Your job is to retype all of the data word for word, leaving every image out.

Collection entries:
* Begin *

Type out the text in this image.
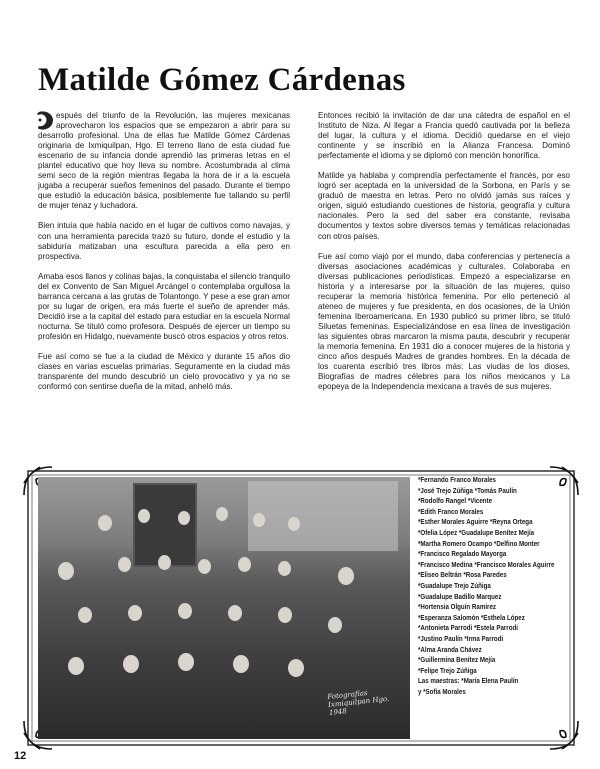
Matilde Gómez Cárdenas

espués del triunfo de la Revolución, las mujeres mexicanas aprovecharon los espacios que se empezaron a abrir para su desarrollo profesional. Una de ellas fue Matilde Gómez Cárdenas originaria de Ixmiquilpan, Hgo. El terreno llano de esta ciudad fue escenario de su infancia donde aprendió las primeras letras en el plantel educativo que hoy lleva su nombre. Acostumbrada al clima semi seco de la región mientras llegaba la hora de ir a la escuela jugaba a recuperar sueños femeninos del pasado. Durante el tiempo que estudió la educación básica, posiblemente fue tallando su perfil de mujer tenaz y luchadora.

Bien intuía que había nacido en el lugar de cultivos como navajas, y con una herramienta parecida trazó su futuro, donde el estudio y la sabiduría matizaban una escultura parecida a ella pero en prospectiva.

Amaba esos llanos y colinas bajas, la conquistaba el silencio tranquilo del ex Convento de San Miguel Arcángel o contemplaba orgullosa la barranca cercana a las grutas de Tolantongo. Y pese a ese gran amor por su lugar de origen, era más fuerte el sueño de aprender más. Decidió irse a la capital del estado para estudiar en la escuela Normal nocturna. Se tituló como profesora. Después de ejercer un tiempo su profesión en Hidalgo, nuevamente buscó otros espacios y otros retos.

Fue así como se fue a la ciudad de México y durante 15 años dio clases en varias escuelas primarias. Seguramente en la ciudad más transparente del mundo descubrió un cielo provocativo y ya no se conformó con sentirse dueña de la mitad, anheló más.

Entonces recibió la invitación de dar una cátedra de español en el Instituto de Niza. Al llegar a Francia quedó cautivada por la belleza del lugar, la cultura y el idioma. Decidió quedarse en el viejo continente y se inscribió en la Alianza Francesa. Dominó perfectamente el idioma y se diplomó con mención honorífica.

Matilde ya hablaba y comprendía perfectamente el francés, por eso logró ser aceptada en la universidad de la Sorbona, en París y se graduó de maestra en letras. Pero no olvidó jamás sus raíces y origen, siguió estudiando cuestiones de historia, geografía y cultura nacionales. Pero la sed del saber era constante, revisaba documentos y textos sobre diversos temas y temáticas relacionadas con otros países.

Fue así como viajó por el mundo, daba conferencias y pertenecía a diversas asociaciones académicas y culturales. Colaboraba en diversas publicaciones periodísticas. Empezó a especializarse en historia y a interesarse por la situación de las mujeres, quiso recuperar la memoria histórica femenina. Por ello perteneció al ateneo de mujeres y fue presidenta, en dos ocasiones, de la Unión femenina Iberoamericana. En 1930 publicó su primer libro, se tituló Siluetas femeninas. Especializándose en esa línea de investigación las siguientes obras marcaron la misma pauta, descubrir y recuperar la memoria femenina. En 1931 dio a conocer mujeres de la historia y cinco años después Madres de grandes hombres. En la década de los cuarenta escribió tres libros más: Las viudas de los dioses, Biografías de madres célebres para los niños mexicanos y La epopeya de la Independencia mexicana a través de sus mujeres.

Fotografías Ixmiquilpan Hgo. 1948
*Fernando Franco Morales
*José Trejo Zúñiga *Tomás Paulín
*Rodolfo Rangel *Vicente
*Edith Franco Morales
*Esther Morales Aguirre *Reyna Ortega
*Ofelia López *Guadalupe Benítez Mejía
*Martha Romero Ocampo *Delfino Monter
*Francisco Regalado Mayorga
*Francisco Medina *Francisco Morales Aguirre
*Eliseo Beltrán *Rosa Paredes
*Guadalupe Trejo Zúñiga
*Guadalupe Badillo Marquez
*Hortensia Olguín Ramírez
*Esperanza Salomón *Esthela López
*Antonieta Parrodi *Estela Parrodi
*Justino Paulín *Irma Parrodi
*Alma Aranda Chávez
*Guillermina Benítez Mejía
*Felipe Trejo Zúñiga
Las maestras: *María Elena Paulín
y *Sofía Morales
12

* End *

▸ RESULT:
Type out the text in this image.
Matilde Gómez Cárdenas

espués del triunfo de la Revolución, las mujeres mexicanas aprovecharon los espacios que se empezaron a abrir para su desarrollo profesional. Una de ellas fue Matilde Gómez Cárdenas originaria de Ixmiquilpan, Hgo. El terreno llano de esta ciudad fue escenario de su infancia donde aprendió las primeras letras en el plantel educativo que hoy lleva su nombre. Acostumbrada al clima semi seco de la región mientras llegaba la hora de ir a la escuela jugaba a recuperar sueños femeninos del pasado. Durante el tiempo que estudió la educación básica, posiblemente fue tallando su perfil de mujer tenaz y luchadora.

Bien intuía que había nacido en el lugar de cultivos como navajas, y con una herramienta parecida trazó su futuro, donde el estudio y la sabiduría matizaban una escultura parecida a ella pero en prospectiva.

Amaba esos llanos y colinas bajas, la conquistaba el silencio tranquilo del ex Convento de San Miguel Arcángel o contemplaba orgullosa la barranca cercana a las grutas de Tolantongo. Y pese a ese gran amor por su lugar de origen, era más fuerte el sueño de aprender más. Decidió irse a la capital del estado para estudiar en la escuela Normal nocturna. Se tituló como profesora. Después de ejercer un tiempo su profesión en Hidalgo, nuevamente buscó otros espacios y otros retos.

Fue así como se fue a la ciudad de México y durante 15 años dio clases en varias escuelas primarias. Seguramente en la ciudad más transparente del mundo descubrió un cielo provocativo y ya no se conformó con sentirse dueña de la mitad, anheló más.

Entonces recibió la invitación de dar una cátedra de español en el Instituto de Niza. Al llegar a Francia quedó cautivada por la belleza del lugar, la cultura y el idioma. Decidió quedarse en el viejo continente y se inscribió en la Alianza Francesa. Dominó perfectamente el idioma y se diplomó con mención honorífica.

Matilde ya hablaba y comprendía perfectamente el francés, por eso logró ser aceptada en la universidad de la Sorbona, en París y se graduó de maestra en letras. Pero no olvidó jamás sus raíces y origen, siguió estudiando cuestiones de historia, geografía y cultura nacionales. Pero la sed del saber era constante, revisaba documentos y textos sobre diversos temas y temáticas relacionadas con otros países.

Fue así como viajó por el mundo, daba conferencias y pertenecía a diversas asociaciones académicas y culturales. Colaboraba en diversas publicaciones periodísticas. Empezó a especializarse en historia y a interesarse por la situación de las mujeres, quiso recuperar la memoria histórica femenina. Por ello perteneció al ateneo de mujeres y fue presidenta, en dos ocasiones, de la Unión femenina Iberoamericana. En 1930 publicó su primer libro, se tituló Siluetas femeninas. Especializándose en esa línea de investigación las siguientes obras marcaron la misma pauta, descubrir y recuperar la memoria femenina. En 1931 dio a conocer mujeres de la historia y cinco años después Madres de grandes hombres. En la década de los cuarenta escribió tres libros más: Las viudas de los dioses, Biografías de madres célebres para los niños mexicanos y La epopeya de la Independencia mexicana a través de sus mujeres.

Fotografías Ixmiquilpan Hgo. 1948
*Fernando Franco Morales
*José Trejo Zúñiga *Tomás Paulín
*Rodolfo Rangel *Vicente
*Edith Franco Morales
*Esther Morales Aguirre *Reyna Ortega
*Ofelia López *Guadalupe Benítez Mejía
*Martha Romero Ocampo *Delfino Monter
*Francisco Regalado Mayorga
*Francisco Medina *Francisco Morales Aguirre
*Eliseo Beltrán *Rosa Paredes
*Guadalupe Trejo Zúñiga
*Guadalupe Badillo Marquez
*Hortensia Olguín Ramírez
*Esperanza Salomón *Esthela López
*Antonieta Parrodi *Estela Parrodi
*Justino Paulín *Irma Parrodi
*Alma Aranda Chávez
*Guillermina Benítez Mejía
*Felipe Trejo Zúñiga
Las maestras: *María Elena Paulín
y *Sofía Morales
12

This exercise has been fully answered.